⟨
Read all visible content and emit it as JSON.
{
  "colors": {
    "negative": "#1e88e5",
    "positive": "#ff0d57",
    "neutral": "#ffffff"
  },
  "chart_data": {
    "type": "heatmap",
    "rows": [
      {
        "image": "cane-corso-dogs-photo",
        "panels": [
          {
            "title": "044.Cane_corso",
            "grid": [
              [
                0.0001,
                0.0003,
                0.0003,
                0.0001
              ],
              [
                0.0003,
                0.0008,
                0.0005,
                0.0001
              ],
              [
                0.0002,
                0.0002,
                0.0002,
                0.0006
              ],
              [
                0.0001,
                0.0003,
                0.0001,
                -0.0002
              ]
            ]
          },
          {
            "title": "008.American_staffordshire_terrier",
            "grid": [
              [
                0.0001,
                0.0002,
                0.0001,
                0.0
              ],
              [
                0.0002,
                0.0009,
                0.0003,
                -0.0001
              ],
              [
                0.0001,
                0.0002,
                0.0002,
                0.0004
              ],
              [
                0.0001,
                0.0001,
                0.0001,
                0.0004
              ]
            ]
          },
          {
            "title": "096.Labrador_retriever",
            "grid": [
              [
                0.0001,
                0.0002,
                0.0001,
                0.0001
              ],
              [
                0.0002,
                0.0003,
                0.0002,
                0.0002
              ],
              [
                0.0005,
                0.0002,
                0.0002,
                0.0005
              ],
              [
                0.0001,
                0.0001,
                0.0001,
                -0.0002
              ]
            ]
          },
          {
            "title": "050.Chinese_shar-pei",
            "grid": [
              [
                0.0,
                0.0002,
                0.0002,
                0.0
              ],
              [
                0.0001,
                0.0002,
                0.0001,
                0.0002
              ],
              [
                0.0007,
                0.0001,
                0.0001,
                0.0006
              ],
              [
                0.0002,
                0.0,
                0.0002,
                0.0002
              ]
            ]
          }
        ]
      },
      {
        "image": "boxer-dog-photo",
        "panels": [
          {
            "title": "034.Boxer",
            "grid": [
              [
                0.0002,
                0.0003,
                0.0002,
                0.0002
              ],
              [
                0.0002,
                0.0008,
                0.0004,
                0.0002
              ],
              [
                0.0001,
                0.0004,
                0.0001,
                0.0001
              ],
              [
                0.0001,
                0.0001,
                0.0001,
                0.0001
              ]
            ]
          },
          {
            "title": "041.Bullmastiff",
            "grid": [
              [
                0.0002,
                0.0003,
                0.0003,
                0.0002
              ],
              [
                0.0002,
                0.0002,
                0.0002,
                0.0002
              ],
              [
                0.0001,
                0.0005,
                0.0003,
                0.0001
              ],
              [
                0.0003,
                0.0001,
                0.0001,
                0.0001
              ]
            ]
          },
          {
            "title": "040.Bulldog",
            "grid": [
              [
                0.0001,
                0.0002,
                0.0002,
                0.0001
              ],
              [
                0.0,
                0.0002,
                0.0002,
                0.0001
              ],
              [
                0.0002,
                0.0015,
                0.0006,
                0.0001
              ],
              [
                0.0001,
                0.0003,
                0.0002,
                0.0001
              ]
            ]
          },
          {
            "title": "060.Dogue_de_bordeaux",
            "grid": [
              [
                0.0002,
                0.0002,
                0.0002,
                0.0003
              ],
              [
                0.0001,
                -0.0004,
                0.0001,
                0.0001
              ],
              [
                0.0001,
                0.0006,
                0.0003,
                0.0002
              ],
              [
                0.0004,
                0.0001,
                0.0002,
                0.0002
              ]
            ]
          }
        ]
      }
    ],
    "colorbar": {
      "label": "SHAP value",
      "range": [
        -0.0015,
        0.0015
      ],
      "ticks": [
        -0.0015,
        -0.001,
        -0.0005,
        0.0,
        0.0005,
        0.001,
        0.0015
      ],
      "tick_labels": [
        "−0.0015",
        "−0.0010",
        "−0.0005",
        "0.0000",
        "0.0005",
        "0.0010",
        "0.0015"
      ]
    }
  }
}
⟩
SHORT PROBLEM
Each record must be returned exactly as it is written.

RESPONSE
Read all visible content and emit it as JSON.
{
  "colors": {
    "negative": "#1e88e5",
    "positive": "#ff0d57",
    "neutral": "#ffffff"
  },
  "chart_data": {
    "type": "heatmap",
    "rows": [
      {
        "image": "cane-corso-dogs-photo",
        "panels": [
          {
            "title": "044.Cane_corso",
            "grid": [
              [
                0.0001,
                0.0003,
                0.0003,
                0.0001
              ],
              [
                0.0003,
                0.0008,
                0.0005,
                0.0001
              ],
              [
                0.0002,
                0.0002,
                0.0002,
                0.0006
              ],
              [
                0.0001,
                0.0003,
                0.0001,
                -0.0002
              ]
            ]
          },
          {
            "title": "008.American_staffordshire_terrier",
            "grid": [
              [
                0.0001,
                0.0002,
                0.0001,
                0.0
              ],
              [
                0.0002,
                0.0009,
                0.0003,
                -0.0001
              ],
              [
                0.0001,
                0.0002,
                0.0002,
                0.0004
              ],
              [
                0.0001,
                0.0001,
                0.0001,
                0.0004
              ]
            ]
          },
          {
            "title": "096.Labrador_retriever",
            "grid": [
              [
                0.0001,
                0.0002,
                0.0001,
                0.0001
              ],
              [
                0.0002,
                0.0003,
                0.0002,
                0.0002
              ],
              [
                0.0005,
                0.0002,
                0.0002,
                0.0005
              ],
              [
                0.0001,
                0.0001,
                0.0001,
                -0.0002
              ]
            ]
          },
          {
            "title": "050.Chinese_shar-pei",
            "grid": [
              [
                0.0,
                0.0002,
                0.0002,
                0.0
              ],
              [
                0.0001,
                0.0002,
                0.0001,
                0.0002
              ],
              [
                0.0007,
                0.0001,
                0.0001,
                0.0006
              ],
              [
                0.0002,
                0.0,
                0.0002,
                0.0002
              ]
            ]
          }
        ]
      },
      {
        "image": "boxer-dog-photo",
        "panels": [
          {
            "title": "034.Boxer",
            "grid": [
              [
                0.0002,
                0.0003,
                0.0002,
                0.0002
              ],
              [
                0.0002,
                0.0008,
                0.0004,
                0.0002
              ],
              [
                0.0001,
                0.0004,
                0.0001,
                0.0001
              ],
              [
                0.0001,
                0.0001,
                0.0001,
                0.0001
              ]
            ]
          },
          {
            "title": "041.Bullmastiff",
            "grid": [
              [
                0.0002,
                0.0003,
                0.0003,
                0.0002
              ],
              [
                0.0002,
                0.0002,
                0.0002,
                0.0002
              ],
              [
                0.0001,
                0.0005,
                0.0003,
                0.0001
              ],
              [
                0.0003,
                0.0001,
                0.0001,
                0.0001
              ]
            ]
          },
          {
            "title": "040.Bulldog",
            "grid": [
              [
                0.0001,
                0.0002,
                0.0002,
                0.0001
              ],
              [
                0.0,
                0.0002,
                0.0002,
                0.0001
              ],
              [
                0.0002,
                0.0015,
                0.0006,
                0.0001
              ],
              [
                0.0001,
                0.0003,
                0.0002,
                0.0001
              ]
            ]
          },
          {
            "title": "060.Dogue_de_bordeaux",
            "grid": [
              [
                0.0002,
                0.0002,
                0.0002,
                0.0003
              ],
              [
                0.0001,
                -0.0004,
                0.0001,
                0.0001
              ],
              [
                0.0001,
                0.0006,
                0.0003,
                0.0002
              ],
              [
                0.0004,
                0.0001,
                0.0002,
                0.0002
              ]
            ]
          }
        ]
      }
    ],
    "colorbar": {
      "label": "SHAP value",
      "range": [
        -0.0015,
        0.0015
      ],
      "ticks": [
        -0.0015,
        -0.001,
        -0.0005,
        0.0,
        0.0005,
        0.001,
        0.0015
      ],
      "tick_labels": [
        "−0.0015",
        "−0.0010",
        "−0.0005",
        "0.0000",
        "0.0005",
        "0.0010",
        "0.0015"
      ]
    }
  }
}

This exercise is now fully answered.